Instruction =
For the material that follows, list every line containing the word "累计同比".

========

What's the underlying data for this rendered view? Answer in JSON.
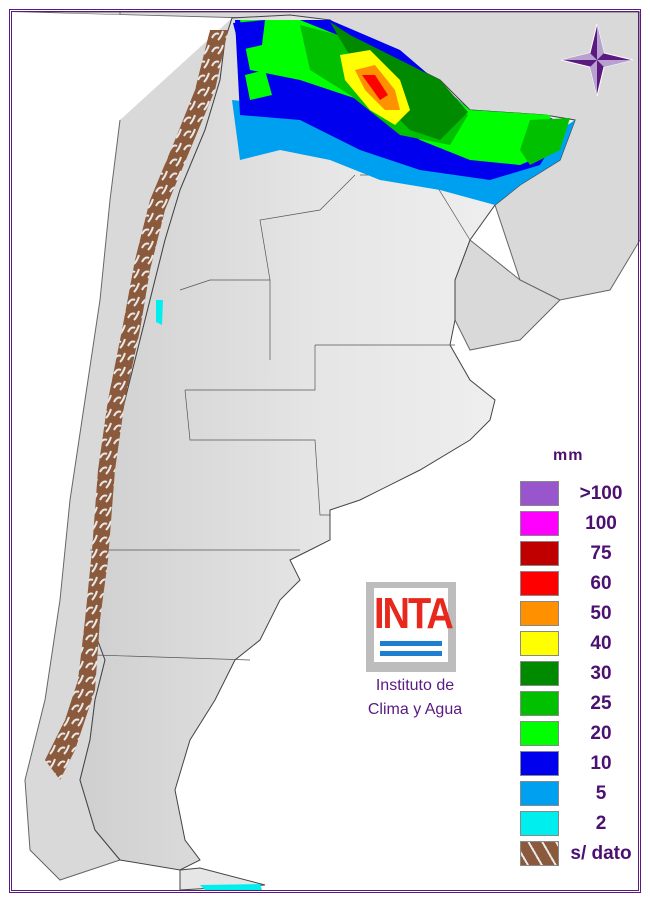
{
  "legend": {
    "unit": "mm",
    "items": [
      {
        "label": ">100",
        "color": "#9955cc"
      },
      {
        "label": "100",
        "color": "#ff00ff"
      },
      {
        "label": "75",
        "color": "#c00000"
      },
      {
        "label": "60",
        "color": "#ff0000"
      },
      {
        "label": "50",
        "color": "#ff9000"
      },
      {
        "label": "40",
        "color": "#ffff00"
      },
      {
        "label": "30",
        "color": "#008a00"
      },
      {
        "label": "25",
        "color": "#00c000"
      },
      {
        "label": "20",
        "color": "#00ff00"
      },
      {
        "label": "10",
        "color": "#0000ee"
      },
      {
        "label": "5",
        "color": "#00a0f0"
      },
      {
        "label": "2",
        "color": "#00eeee"
      },
      {
        "label": "s/ dato",
        "color": "#8b5a3c"
      }
    ]
  },
  "logo": {
    "text": "INTA",
    "caption_line1": "Instituto de",
    "caption_line2": "Clima y Agua"
  },
  "icons": {
    "compass": "compass-rose-icon"
  },
  "colors": {
    "frame": "#5a1a80",
    "neighbor_land": "#d9d9d9",
    "argentina_land": "#ececec"
  }
}
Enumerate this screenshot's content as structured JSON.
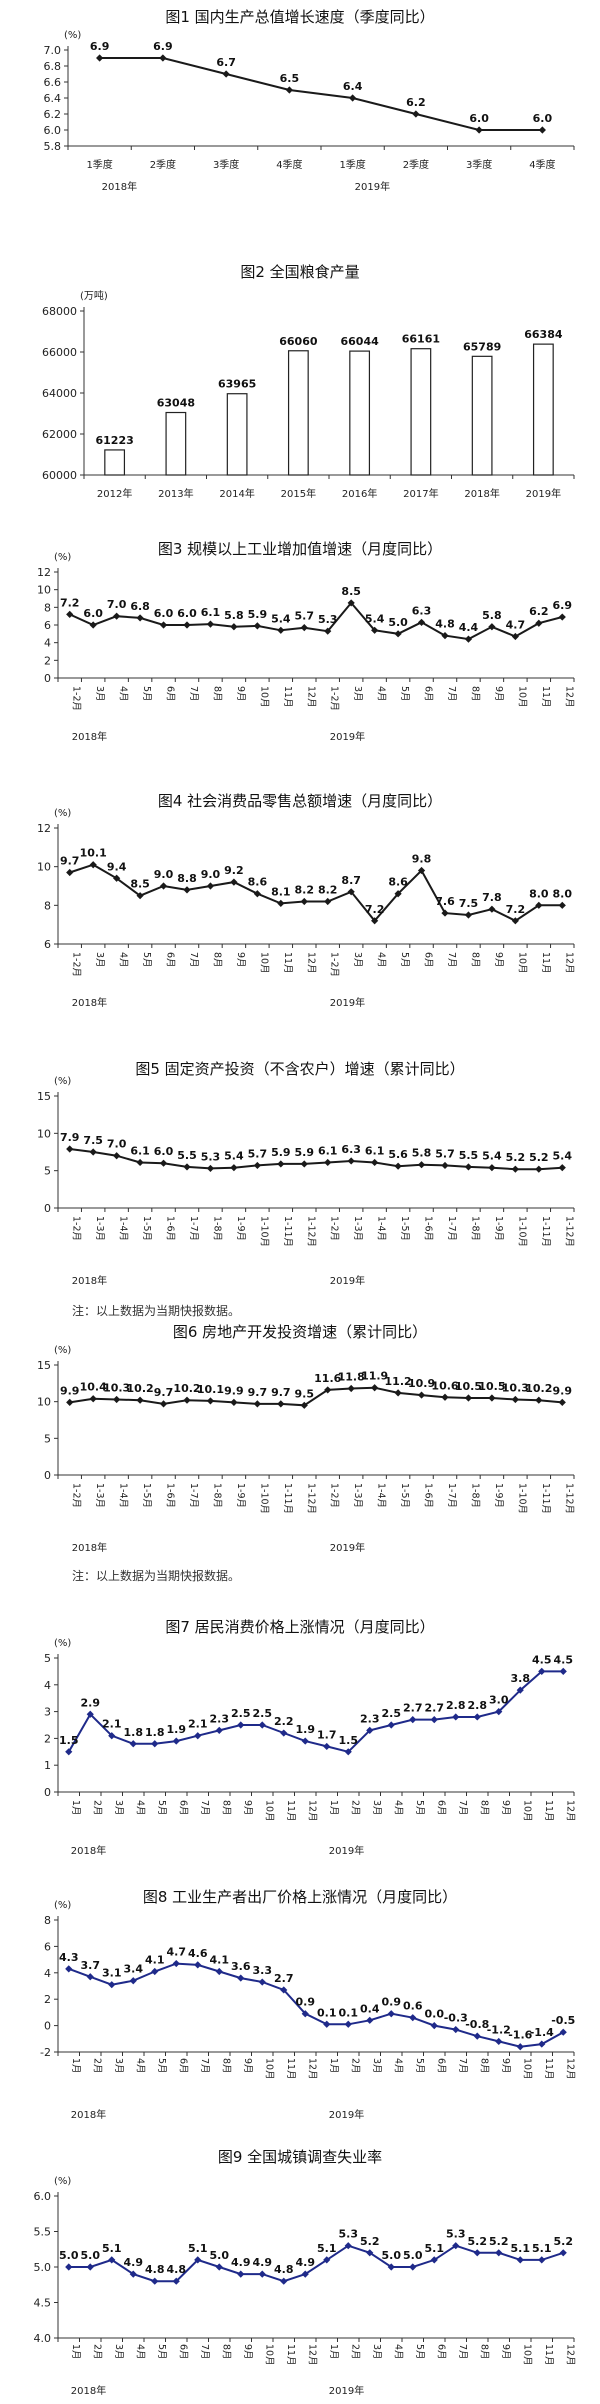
{
  "charts": [
    {
      "title": "图1  国内生产总值增长速度（季度同比）",
      "chart_data": {
        "type": "line",
        "unit_label": "(%)",
        "categories": [
          "1季度",
          "2季度",
          "3季度",
          "4季度",
          "1季度",
          "2季度",
          "3季度",
          "4季度"
        ],
        "year_labels": [
          {
            "text": "2018年",
            "at": 0
          },
          {
            "text": "2019年",
            "at": 4
          }
        ],
        "values": [
          6.9,
          6.9,
          6.7,
          6.5,
          6.4,
          6.2,
          6.0,
          6.0
        ],
        "ylim": [
          5.8,
          7.0
        ],
        "yticks": [
          5.8,
          6.0,
          6.2,
          6.4,
          6.6,
          6.8,
          7.0
        ],
        "ytick_decimals": 1,
        "grid": false,
        "color": "#1a1a1a",
        "xtick_style": "horizontal"
      }
    },
    {
      "title": "图2  全国粮食产量",
      "chart_data": {
        "type": "bar",
        "unit_label": "(万吨)",
        "categories": [
          "2012年",
          "2013年",
          "2014年",
          "2015年",
          "2016年",
          "2017年",
          "2018年",
          "2019年"
        ],
        "values": [
          61223,
          63048,
          63965,
          66060,
          66044,
          66161,
          65789,
          66384
        ],
        "ylim": [
          60000,
          68000
        ],
        "yticks": [
          60000,
          62000,
          64000,
          66000,
          68000
        ],
        "ytick_decimals": 0,
        "grid": false,
        "color": "#1a1a1a"
      }
    },
    {
      "title": "图3  规模以上工业增加值增速（月度同比）",
      "chart_data": {
        "type": "line",
        "unit_label": "(%)",
        "categories": [
          "1-2月",
          "3月",
          "4月",
          "5月",
          "6月",
          "7月",
          "8月",
          "9月",
          "10月",
          "11月",
          "12月",
          "1-2月",
          "3月",
          "4月",
          "5月",
          "6月",
          "7月",
          "8月",
          "9月",
          "10月",
          "11月",
          "12月"
        ],
        "year_labels": [
          {
            "text": "2018年",
            "at": 0
          },
          {
            "text": "2019年",
            "at": 11
          }
        ],
        "values": [
          7.2,
          6.0,
          7.0,
          6.8,
          6.0,
          6.0,
          6.1,
          5.8,
          5.9,
          5.4,
          5.7,
          5.3,
          8.5,
          5.4,
          5.0,
          6.3,
          4.8,
          4.4,
          5.8,
          4.7,
          6.2,
          6.9
        ],
        "ylim": [
          0,
          12
        ],
        "yticks": [
          0,
          2,
          4,
          6,
          8,
          10,
          12
        ],
        "ytick_decimals": 0,
        "grid": false,
        "color": "#1a1a1a",
        "xtick_style": "vertical"
      }
    },
    {
      "title": "图4  社会消费品零售总额增速（月度同比）",
      "chart_data": {
        "type": "line",
        "unit_label": "(%)",
        "categories": [
          "1-2月",
          "3月",
          "4月",
          "5月",
          "6月",
          "7月",
          "8月",
          "9月",
          "10月",
          "11月",
          "12月",
          "1-2月",
          "3月",
          "4月",
          "5月",
          "6月",
          "7月",
          "8月",
          "9月",
          "10月",
          "11月",
          "12月"
        ],
        "year_labels": [
          {
            "text": "2018年",
            "at": 0
          },
          {
            "text": "2019年",
            "at": 11
          }
        ],
        "values": [
          9.7,
          10.1,
          9.4,
          8.5,
          9.0,
          8.8,
          9.0,
          9.2,
          8.6,
          8.1,
          8.2,
          8.2,
          8.7,
          7.2,
          8.6,
          9.8,
          7.6,
          7.5,
          7.8,
          7.2,
          8.0,
          8.0
        ],
        "ylim": [
          6,
          12
        ],
        "yticks": [
          6,
          8,
          10,
          12
        ],
        "ytick_decimals": 0,
        "grid": false,
        "color": "#1a1a1a",
        "xtick_style": "vertical"
      }
    },
    {
      "title": "图5  固定资产投资（不含农户）增速（累计同比）",
      "note": "注：以上数据为当期快报数据。",
      "chart_data": {
        "type": "line",
        "unit_label": "(%)",
        "categories": [
          "1-2月",
          "1-3月",
          "1-4月",
          "1-5月",
          "1-6月",
          "1-7月",
          "1-8月",
          "1-9月",
          "1-10月",
          "1-11月",
          "1-12月",
          "1-2月",
          "1-3月",
          "1-4月",
          "1-5月",
          "1-6月",
          "1-7月",
          "1-8月",
          "1-9月",
          "1-10月",
          "1-11月",
          "1-12月"
        ],
        "year_labels": [
          {
            "text": "2018年",
            "at": 0
          },
          {
            "text": "2019年",
            "at": 11
          }
        ],
        "values": [
          7.9,
          7.5,
          7.0,
          6.1,
          6.0,
          5.5,
          5.3,
          5.4,
          5.7,
          5.9,
          5.9,
          6.1,
          6.3,
          6.1,
          5.6,
          5.8,
          5.7,
          5.5,
          5.4,
          5.2,
          5.2,
          5.4
        ],
        "ylim": [
          0,
          15
        ],
        "yticks": [
          0,
          5,
          10,
          15
        ],
        "ytick_decimals": 0,
        "grid": false,
        "color": "#1a1a1a",
        "xtick_style": "vertical"
      }
    },
    {
      "title": "图6  房地产开发投资增速（累计同比）",
      "note": "注：以上数据为当期快报数据。",
      "chart_data": {
        "type": "line",
        "unit_label": "(%)",
        "categories": [
          "1-2月",
          "1-3月",
          "1-4月",
          "1-5月",
          "1-6月",
          "1-7月",
          "1-8月",
          "1-9月",
          "1-10月",
          "1-11月",
          "1-12月",
          "1-2月",
          "1-3月",
          "1-4月",
          "1-5月",
          "1-6月",
          "1-7月",
          "1-8月",
          "1-9月",
          "1-10月",
          "1-11月",
          "1-12月"
        ],
        "year_labels": [
          {
            "text": "2018年",
            "at": 0
          },
          {
            "text": "2019年",
            "at": 11
          }
        ],
        "values": [
          9.9,
          10.4,
          10.3,
          10.2,
          9.7,
          10.2,
          10.1,
          9.9,
          9.7,
          9.7,
          9.5,
          11.6,
          11.8,
          11.9,
          11.2,
          10.9,
          10.6,
          10.5,
          10.5,
          10.3,
          10.2,
          9.9
        ],
        "ylim": [
          0,
          15
        ],
        "yticks": [
          0,
          5,
          10,
          15
        ],
        "ytick_decimals": 0,
        "grid": false,
        "color": "#1a1a1a",
        "xtick_style": "vertical"
      }
    },
    {
      "title": "图7  居民消费价格上涨情况（月度同比）",
      "chart_data": {
        "type": "line",
        "unit_label": "(%)",
        "categories": [
          "1月",
          "2月",
          "3月",
          "4月",
          "5月",
          "6月",
          "7月",
          "8月",
          "9月",
          "10月",
          "11月",
          "12月",
          "1月",
          "2月",
          "3月",
          "4月",
          "5月",
          "6月",
          "7月",
          "8月",
          "9月",
          "10月",
          "11月",
          "12月"
        ],
        "year_labels": [
          {
            "text": "2018年",
            "at": 0
          },
          {
            "text": "2019年",
            "at": 12
          }
        ],
        "values": [
          1.5,
          2.9,
          2.1,
          1.8,
          1.8,
          1.9,
          2.1,
          2.3,
          2.5,
          2.5,
          2.2,
          1.9,
          1.7,
          1.5,
          2.3,
          2.5,
          2.7,
          2.7,
          2.8,
          2.8,
          3.0,
          3.8,
          4.5,
          4.5
        ],
        "ylim": [
          0,
          5
        ],
        "yticks": [
          0,
          1,
          2,
          3,
          4,
          5
        ],
        "ytick_decimals": 0,
        "grid": false,
        "color": "#1f2a8a",
        "xtick_style": "vertical"
      }
    },
    {
      "title": "图8  工业生产者出厂价格上涨情况（月度同比）",
      "chart_data": {
        "type": "line",
        "unit_label": "(%)",
        "categories": [
          "1月",
          "2月",
          "3月",
          "4月",
          "5月",
          "6月",
          "7月",
          "8月",
          "9月",
          "10月",
          "11月",
          "12月",
          "1月",
          "2月",
          "3月",
          "4月",
          "5月",
          "6月",
          "7月",
          "8月",
          "9月",
          "10月",
          "11月",
          "12月"
        ],
        "year_labels": [
          {
            "text": "2018年",
            "at": 0
          },
          {
            "text": "2019年",
            "at": 12
          }
        ],
        "values": [
          4.3,
          3.7,
          3.1,
          3.4,
          4.1,
          4.7,
          4.6,
          4.1,
          3.6,
          3.3,
          2.7,
          0.9,
          0.1,
          0.1,
          0.4,
          0.9,
          0.6,
          0.0,
          -0.3,
          -0.8,
          -1.2,
          -1.6,
          -1.4,
          -0.5
        ],
        "ylim": [
          -2,
          8
        ],
        "yticks": [
          -2,
          0,
          2,
          4,
          6,
          8
        ],
        "ytick_decimals": 0,
        "grid": false,
        "color": "#1f2a8a",
        "xtick_style": "vertical"
      }
    },
    {
      "title": "图9  全国城镇调查失业率",
      "chart_data": {
        "type": "line",
        "unit_label": "(%)",
        "categories": [
          "1月",
          "2月",
          "3月",
          "4月",
          "5月",
          "6月",
          "7月",
          "8月",
          "9月",
          "10月",
          "11月",
          "12月",
          "1月",
          "2月",
          "3月",
          "4月",
          "5月",
          "6月",
          "7月",
          "8月",
          "9月",
          "10月",
          "11月",
          "12月"
        ],
        "year_labels": [
          {
            "text": "2018年",
            "at": 0
          },
          {
            "text": "2019年",
            "at": 12
          }
        ],
        "values": [
          5.0,
          5.0,
          5.1,
          4.9,
          4.8,
          4.8,
          5.1,
          5.0,
          4.9,
          4.9,
          4.8,
          4.9,
          5.1,
          5.3,
          5.2,
          5.0,
          5.0,
          5.1,
          5.3,
          5.2,
          5.2,
          5.1,
          5.1,
          5.2
        ],
        "ylim": [
          4.0,
          6.0
        ],
        "yticks": [
          4.0,
          4.5,
          5.0,
          5.5,
          6.0
        ],
        "ytick_decimals": 1,
        "grid": false,
        "color": "#1f2a8a",
        "xtick_style": "vertical"
      }
    }
  ]
}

========

Full output =
      "title": "图5  固定资产投资（不含农户）增速（累计同比）",
      "title": "图6  房地产开发投资增速（累计同比）",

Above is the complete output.